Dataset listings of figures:
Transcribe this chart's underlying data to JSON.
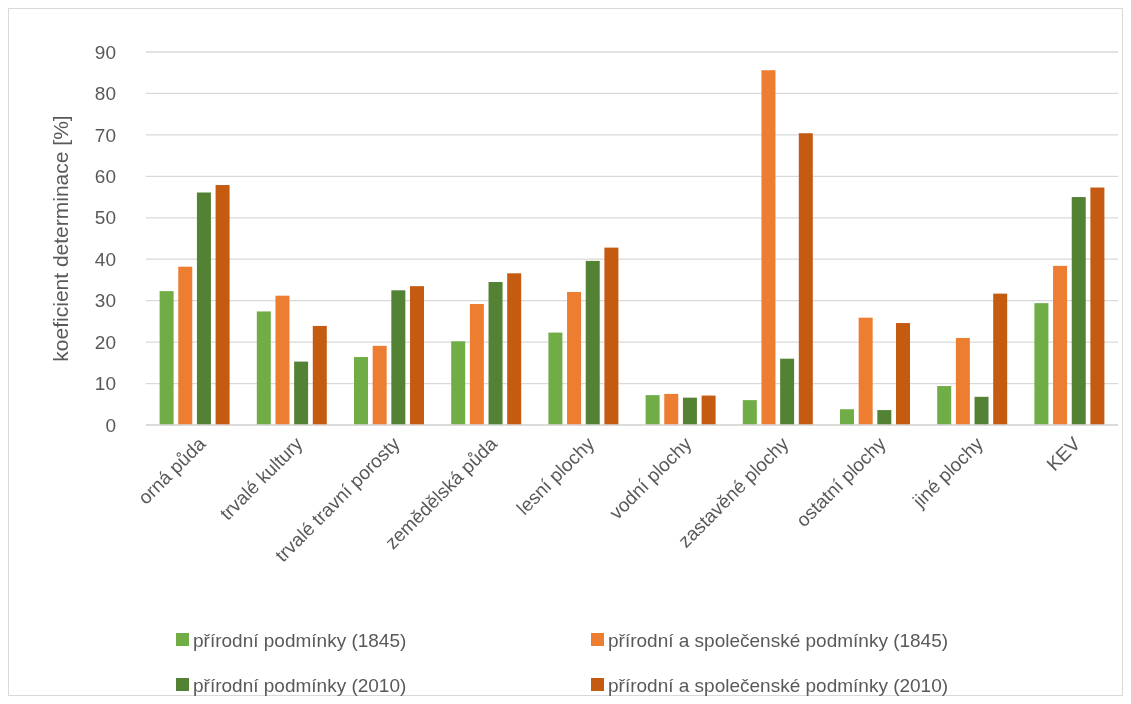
{
  "chart_data": {
    "type": "bar",
    "ylabel": "koeficient determinace [%]",
    "categories": [
      "orná půda",
      "trvalé kultury",
      "trvalé travní porosty",
      "zemědělská půda",
      "lesní  plochy",
      "vodní plochy",
      "zastavěné plochy",
      "ostatní plochy",
      "jiné plochy",
      "KEV"
    ],
    "series": [
      {
        "name": "přírodní podmínky (1845)",
        "color": "#70ad47",
        "values": [
          32.3,
          27.4,
          16.4,
          20.2,
          22.3,
          7.2,
          6.0,
          3.8,
          9.4,
          29.4
        ]
      },
      {
        "name": "přírodní a společenské podmínky (1845)",
        "color": "#ed7d31",
        "values": [
          38.2,
          31.2,
          19.1,
          29.2,
          32.1,
          7.5,
          85.6,
          25.9,
          21.0,
          38.4
        ]
      },
      {
        "name": "přírodní podmínky (2010)",
        "color": "#548235",
        "values": [
          56.1,
          15.3,
          32.5,
          34.5,
          39.6,
          6.6,
          16.0,
          3.6,
          6.8,
          55.0
        ]
      },
      {
        "name": "přírodní a společenské podmínky (2010)",
        "color": "#c55a11",
        "values": [
          57.9,
          23.9,
          33.5,
          36.6,
          42.8,
          7.1,
          70.4,
          24.6,
          31.7,
          57.3
        ]
      }
    ],
    "ylim": [
      0,
      90
    ],
    "yticks": [
      0,
      10,
      20,
      30,
      40,
      50,
      60,
      70,
      80,
      90
    ],
    "grid": "y",
    "legend": "bottom"
  }
}
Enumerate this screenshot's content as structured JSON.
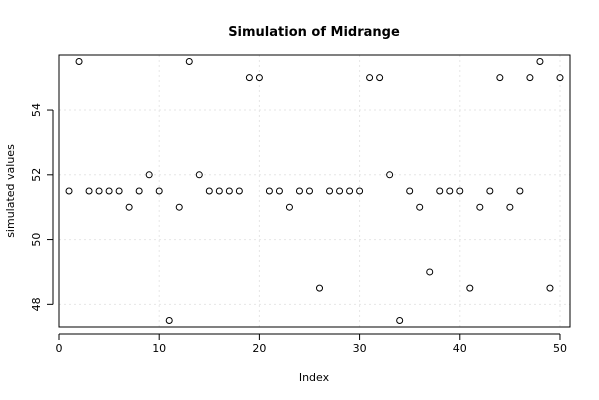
{
  "chart_data": {
    "type": "scatter",
    "title": "Simulation of Midrange",
    "xlabel": "Index",
    "ylabel": "simulated values",
    "xlim": [
      0,
      51
    ],
    "ylim": [
      47.3,
      55.7
    ],
    "x_ticks": [
      0,
      10,
      20,
      30,
      40,
      50
    ],
    "y_ticks": [
      48,
      50,
      52,
      54
    ],
    "grid": true,
    "marker": "open-circle",
    "series": [
      {
        "x": [
          1,
          2,
          3,
          4,
          5,
          6,
          7,
          8,
          9,
          10,
          11,
          12,
          13,
          14,
          15,
          16,
          17,
          18,
          19,
          20,
          21,
          22,
          23,
          24,
          25,
          26,
          27,
          28,
          29,
          30,
          31,
          32,
          33,
          34,
          35,
          36,
          37,
          38,
          39,
          40,
          41,
          42,
          43,
          44,
          45,
          46,
          47,
          48,
          49,
          50
        ],
        "values": [
          51.5,
          55.5,
          51.5,
          51.5,
          51.5,
          51.5,
          51.0,
          51.5,
          52.0,
          51.5,
          47.5,
          51.0,
          55.5,
          52.0,
          51.5,
          51.5,
          51.5,
          51.5,
          55.0,
          55.0,
          51.5,
          51.5,
          51.0,
          51.5,
          51.5,
          48.5,
          51.5,
          51.5,
          51.5,
          51.5,
          55.0,
          55.0,
          52.0,
          47.5,
          51.5,
          51.0,
          49.0,
          51.5,
          51.5,
          51.5,
          48.5,
          51.0,
          51.5,
          55.0,
          51.0,
          51.5,
          55.0,
          55.5,
          48.5,
          55.0
        ]
      }
    ]
  }
}
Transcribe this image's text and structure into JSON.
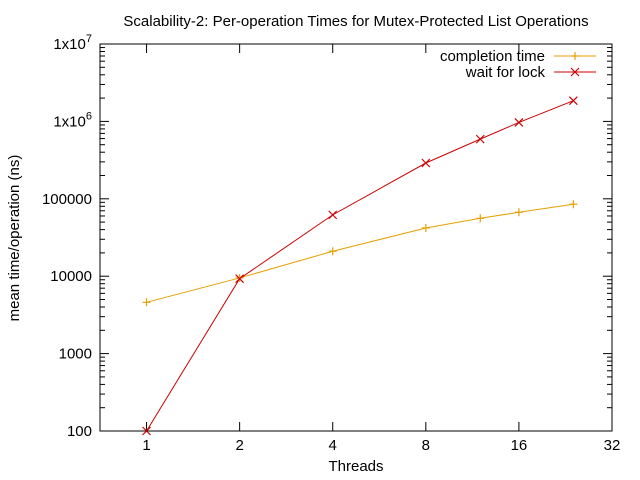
{
  "chart_data": {
    "type": "line",
    "title": "Scalability-2: Per-operation Times for Mutex-Protected List Operations",
    "xlabel": "Threads",
    "ylabel": "mean time/operation (ns)",
    "x_scale": "log2",
    "y_scale": "log10",
    "xlim": [
      0.7071,
      32
    ],
    "ylim": [
      100,
      10000000
    ],
    "x_ticks": [
      1,
      2,
      4,
      8,
      16,
      32
    ],
    "x_tick_labels": [
      "1",
      "2",
      "4",
      "8",
      "16",
      "32"
    ],
    "y_ticks": [
      100,
      1000,
      10000,
      100000,
      1000000,
      10000000
    ],
    "y_tick_labels": [
      {
        "base": "100",
        "exp": ""
      },
      {
        "base": "1000",
        "exp": ""
      },
      {
        "base": "10000",
        "exp": ""
      },
      {
        "base": "100000",
        "exp": ""
      },
      {
        "base": "1x10",
        "exp": "6"
      },
      {
        "base": "1x10",
        "exp": "7"
      }
    ],
    "grid": false,
    "legend_position": "top-right",
    "series": [
      {
        "name": "completion time",
        "color": "#e6a000",
        "marker": "plus",
        "x": [
          1,
          2,
          4,
          8,
          12,
          16,
          24
        ],
        "y": [
          4600,
          9500,
          21000,
          42000,
          56000,
          67000,
          85000
        ]
      },
      {
        "name": "wait for lock",
        "color": "#cc0000",
        "marker": "cross",
        "x": [
          1,
          2,
          4,
          8,
          12,
          16,
          24
        ],
        "y": [
          100,
          9300,
          62000,
          290000,
          590000,
          970000,
          1850000
        ]
      }
    ]
  }
}
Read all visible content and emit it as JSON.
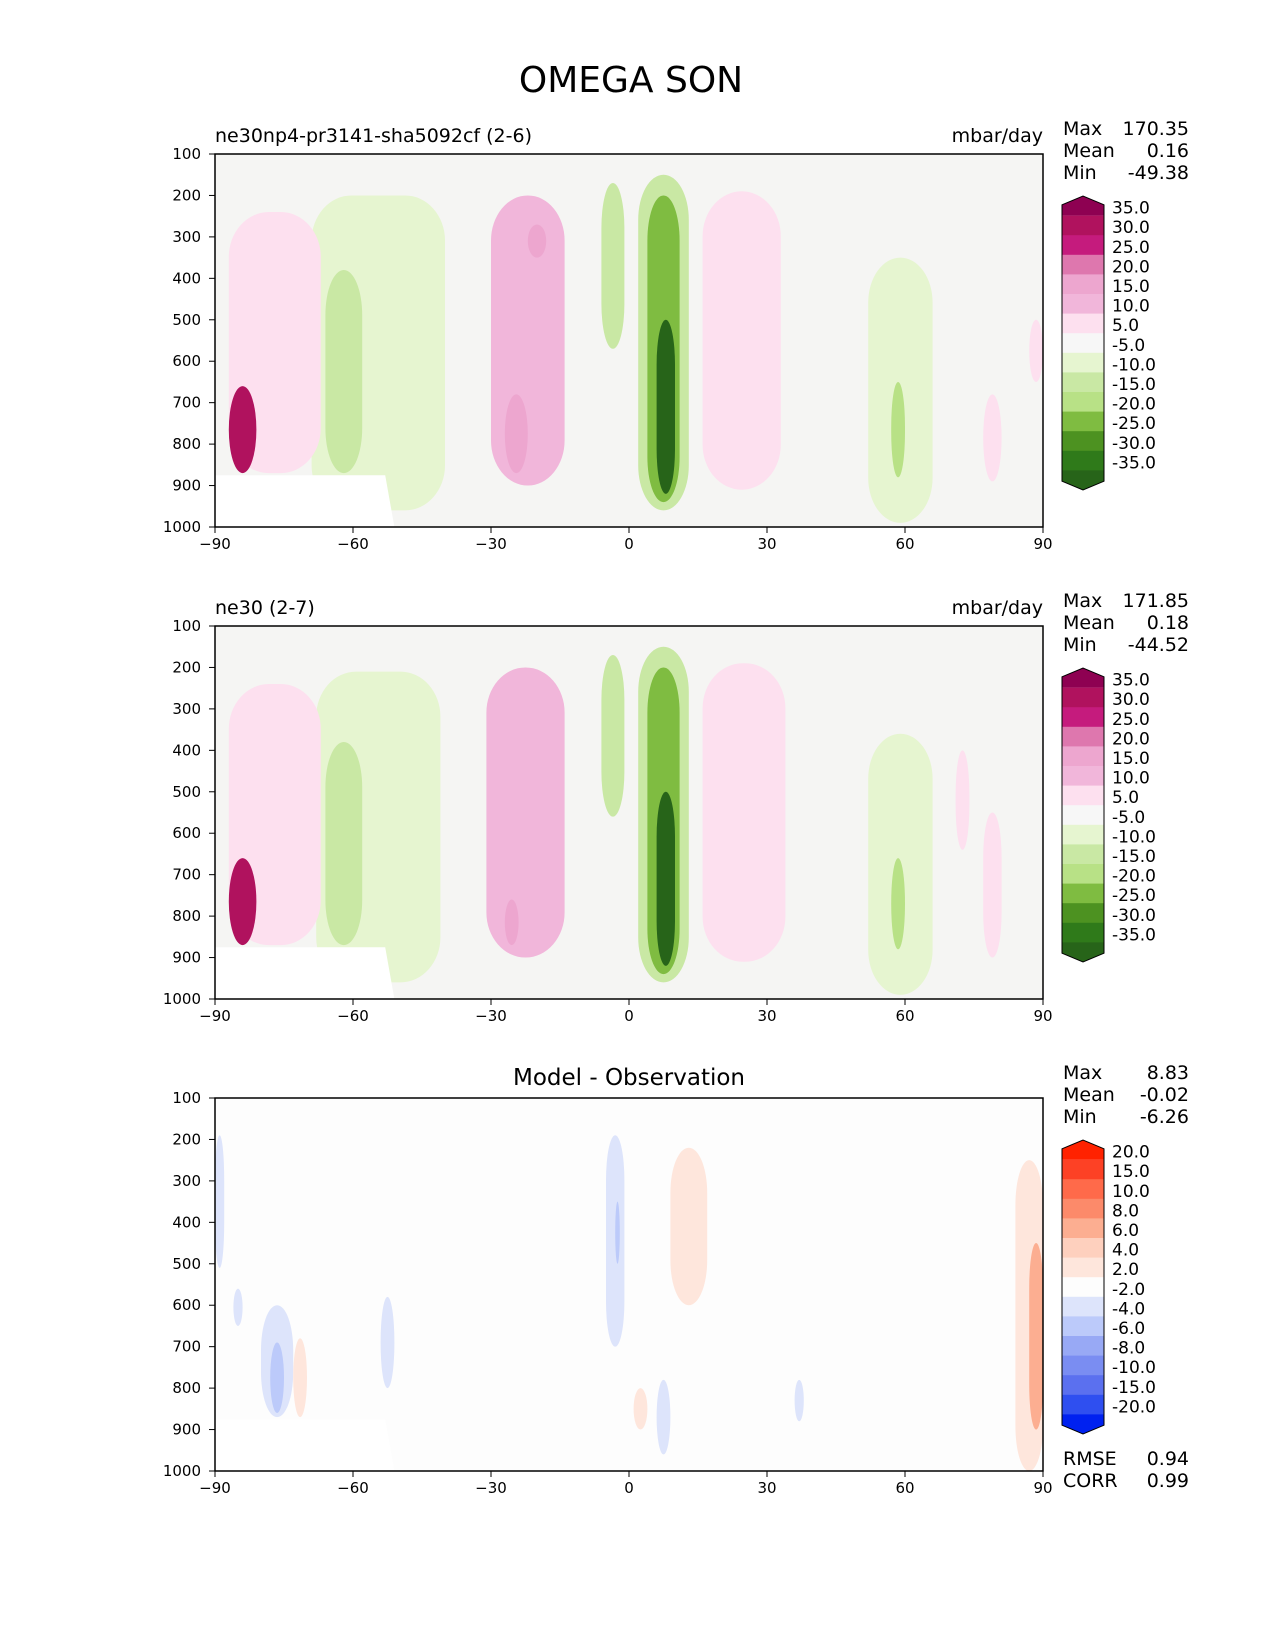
{
  "figure_title": "OMEGA SON",
  "colors": {
    "background": "#f5f5f3",
    "diff_background": "#fdfdfd",
    "axes": "#000000"
  },
  "chart_data": [
    {
      "type": "contour",
      "title": "ne30np4-pr3141-sha5092cf (2-6)",
      "units": "mbar/day",
      "stats": [
        {
          "label": "Max",
          "value": "170.35"
        },
        {
          "label": "Mean",
          "value": "0.16"
        },
        {
          "label": "Min",
          "value": "-49.38"
        }
      ],
      "xlim": [
        -90,
        90
      ],
      "ylim": [
        1000,
        100
      ],
      "xticks": [
        "−90",
        "−60",
        "−30",
        "0",
        "30",
        "60",
        "90"
      ],
      "yticks": [
        "100",
        "200",
        "300",
        "400",
        "500",
        "600",
        "700",
        "800",
        "900",
        "1000"
      ],
      "colorbar": {
        "labels": [
          "35.0",
          "30.0",
          "25.0",
          "20.0",
          "15.0",
          "10.0",
          "5.0",
          "-5.0",
          "-10.0",
          "-15.0",
          "-20.0",
          "-25.0",
          "-30.0",
          "-35.0"
        ],
        "colors": [
          "#8e0152",
          "#b0125e",
          "#c51b7d",
          "#de77ae",
          "#eda6cf",
          "#f1b6da",
          "#fde0ef",
          "#f7f7f7",
          "#e6f5d0",
          "#c9e8a4",
          "#b8e186",
          "#7fbc41",
          "#4d9221",
          "#2f7a1a",
          "#276419"
        ]
      },
      "features": [
        {
          "lat": [
            -30,
            -14
          ],
          "p": [
            200,
            900
          ],
          "value": 12
        },
        {
          "lat": [
            -27,
            -22
          ],
          "p": [
            680,
            870
          ],
          "value": 18
        },
        {
          "lat": [
            -22,
            -18
          ],
          "p": [
            270,
            350
          ],
          "value": 18
        },
        {
          "lat": [
            -69,
            -40
          ],
          "p": [
            200,
            960
          ],
          "value": -8
        },
        {
          "lat": [
            -66,
            -58
          ],
          "p": [
            380,
            870
          ],
          "value": -14
        },
        {
          "lat": [
            -6,
            -1
          ],
          "p": [
            170,
            570
          ],
          "value": -12
        },
        {
          "lat": [
            2,
            13
          ],
          "p": [
            150,
            960
          ],
          "value": -12
        },
        {
          "lat": [
            4,
            11
          ],
          "p": [
            200,
            940
          ],
          "value": -22
        },
        {
          "lat": [
            6,
            10
          ],
          "p": [
            500,
            920
          ],
          "value": -36
        },
        {
          "lat": [
            16,
            33
          ],
          "p": [
            190,
            910
          ],
          "value": 8
        },
        {
          "lat": [
            52,
            66
          ],
          "p": [
            350,
            990
          ],
          "value": -8
        },
        {
          "lat": [
            57,
            60
          ],
          "p": [
            650,
            880
          ],
          "value": -16
        },
        {
          "lat": [
            -87,
            -67
          ],
          "p": [
            240,
            870
          ],
          "value": 8
        },
        {
          "lat": [
            -87,
            -81
          ],
          "p": [
            660,
            870
          ],
          "value": 34
        },
        {
          "lat": [
            77,
            81
          ],
          "p": [
            680,
            890
          ],
          "value": 8
        },
        {
          "lat": [
            87,
            90
          ],
          "p": [
            500,
            650
          ],
          "value": 7
        }
      ]
    },
    {
      "type": "contour",
      "title": "ne30 (2-7)",
      "units": "mbar/day",
      "stats": [
        {
          "label": "Max",
          "value": "171.85"
        },
        {
          "label": "Mean",
          "value": "0.18"
        },
        {
          "label": "Min",
          "value": "-44.52"
        }
      ],
      "xlim": [
        -90,
        90
      ],
      "ylim": [
        1000,
        100
      ],
      "xticks": [
        "−90",
        "−60",
        "−30",
        "0",
        "30",
        "60",
        "90"
      ],
      "yticks": [
        "100",
        "200",
        "300",
        "400",
        "500",
        "600",
        "700",
        "800",
        "900",
        "1000"
      ],
      "colorbar": {
        "labels": [
          "35.0",
          "30.0",
          "25.0",
          "20.0",
          "15.0",
          "10.0",
          "5.0",
          "-5.0",
          "-10.0",
          "-15.0",
          "-20.0",
          "-25.0",
          "-30.0",
          "-35.0"
        ],
        "colors": [
          "#8e0152",
          "#b0125e",
          "#c51b7d",
          "#de77ae",
          "#eda6cf",
          "#f1b6da",
          "#fde0ef",
          "#f7f7f7",
          "#e6f5d0",
          "#c9e8a4",
          "#b8e186",
          "#7fbc41",
          "#4d9221",
          "#2f7a1a",
          "#276419"
        ]
      },
      "features": [
        {
          "lat": [
            -31,
            -14
          ],
          "p": [
            200,
            900
          ],
          "value": 10
        },
        {
          "lat": [
            -27,
            -24
          ],
          "p": [
            760,
            870
          ],
          "value": 16
        },
        {
          "lat": [
            -68,
            -41
          ],
          "p": [
            210,
            960
          ],
          "value": -8
        },
        {
          "lat": [
            -66,
            -58
          ],
          "p": [
            380,
            870
          ],
          "value": -14
        },
        {
          "lat": [
            -6,
            -1
          ],
          "p": [
            170,
            560
          ],
          "value": -11
        },
        {
          "lat": [
            2,
            13
          ],
          "p": [
            150,
            960
          ],
          "value": -12
        },
        {
          "lat": [
            4,
            11
          ],
          "p": [
            200,
            940
          ],
          "value": -22
        },
        {
          "lat": [
            6,
            10
          ],
          "p": [
            500,
            920
          ],
          "value": -36
        },
        {
          "lat": [
            16,
            34
          ],
          "p": [
            190,
            910
          ],
          "value": 8
        },
        {
          "lat": [
            52,
            66
          ],
          "p": [
            360,
            990
          ],
          "value": -8
        },
        {
          "lat": [
            57,
            60
          ],
          "p": [
            660,
            880
          ],
          "value": -16
        },
        {
          "lat": [
            -87,
            -67
          ],
          "p": [
            240,
            870
          ],
          "value": 8
        },
        {
          "lat": [
            -87,
            -81
          ],
          "p": [
            660,
            870
          ],
          "value": 34
        },
        {
          "lat": [
            71,
            74
          ],
          "p": [
            400,
            640
          ],
          "value": 7
        },
        {
          "lat": [
            77,
            81
          ],
          "p": [
            550,
            900
          ],
          "value": 7
        }
      ]
    },
    {
      "type": "contour",
      "title": "Model - Observation",
      "units": "",
      "stats": [
        {
          "label": "Max",
          "value": "8.83"
        },
        {
          "label": "Mean",
          "value": "-0.02"
        },
        {
          "label": "Min",
          "value": "-6.26"
        }
      ],
      "extra_stats": [
        {
          "label": "RMSE",
          "value": "0.94"
        },
        {
          "label": "CORR",
          "value": "0.99"
        }
      ],
      "xlim": [
        -90,
        90
      ],
      "ylim": [
        1000,
        100
      ],
      "xticks": [
        "−90",
        "−60",
        "−30",
        "0",
        "30",
        "60",
        "90"
      ],
      "yticks": [
        "100",
        "200",
        "300",
        "400",
        "500",
        "600",
        "700",
        "800",
        "900",
        "1000"
      ],
      "colorbar": {
        "labels": [
          "20.0",
          "15.0",
          "10.0",
          "8.0",
          "6.0",
          "4.0",
          "2.0",
          "-2.0",
          "-4.0",
          "-6.0",
          "-8.0",
          "-10.0",
          "-15.0",
          "-20.0"
        ],
        "colors": [
          "#ff2200",
          "#fd4125",
          "#ff6a4a",
          "#fc8a6a",
          "#fcae91",
          "#fed0be",
          "#fee6dc",
          "#fdfdfd",
          "#dde4fb",
          "#bccafa",
          "#98a9f5",
          "#7a8df2",
          "#5b70ef",
          "#2f4ff0",
          "#0021f0"
        ]
      },
      "features": [
        {
          "lat": [
            -90,
            -88
          ],
          "p": [
            190,
            510
          ],
          "value": -3
        },
        {
          "lat": [
            -5,
            -1
          ],
          "p": [
            190,
            700
          ],
          "value": -3
        },
        {
          "lat": [
            -3,
            -2
          ],
          "p": [
            350,
            500
          ],
          "value": -5
        },
        {
          "lat": [
            9,
            17
          ],
          "p": [
            220,
            600
          ],
          "value": 3
        },
        {
          "lat": [
            -80,
            -73
          ],
          "p": [
            600,
            870
          ],
          "value": -3
        },
        {
          "lat": [
            -78,
            -75
          ],
          "p": [
            690,
            860
          ],
          "value": -5
        },
        {
          "lat": [
            -73,
            -70
          ],
          "p": [
            680,
            870
          ],
          "value": 3
        },
        {
          "lat": [
            -54,
            -51
          ],
          "p": [
            580,
            800
          ],
          "value": -3
        },
        {
          "lat": [
            -86,
            -84
          ],
          "p": [
            560,
            650
          ],
          "value": -3
        },
        {
          "lat": [
            6,
            9
          ],
          "p": [
            780,
            960
          ],
          "value": -3
        },
        {
          "lat": [
            1,
            4
          ],
          "p": [
            800,
            900
          ],
          "value": 3
        },
        {
          "lat": [
            36,
            38
          ],
          "p": [
            780,
            880
          ],
          "value": -3
        },
        {
          "lat": [
            84,
            90
          ],
          "p": [
            250,
            1000
          ],
          "value": 3
        },
        {
          "lat": [
            87,
            90
          ],
          "p": [
            450,
            900
          ],
          "value": 6
        }
      ]
    }
  ]
}
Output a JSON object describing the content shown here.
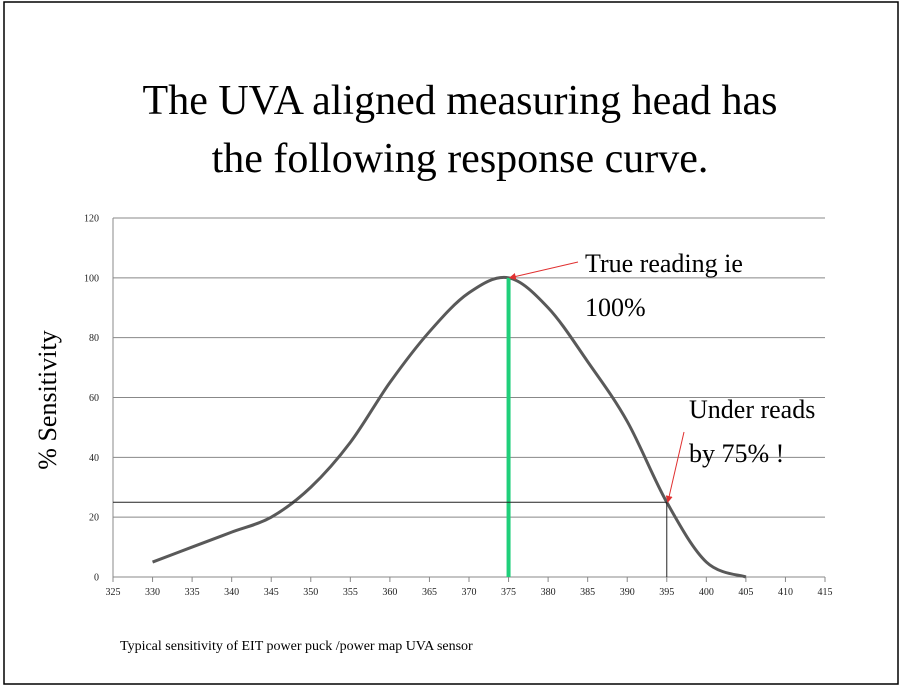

→ **GOAL OF THE EXERCISE**
A single figure is required: the number of lines above in which the word "operation" occurs.

→ **SOLVED PROBLEM**
2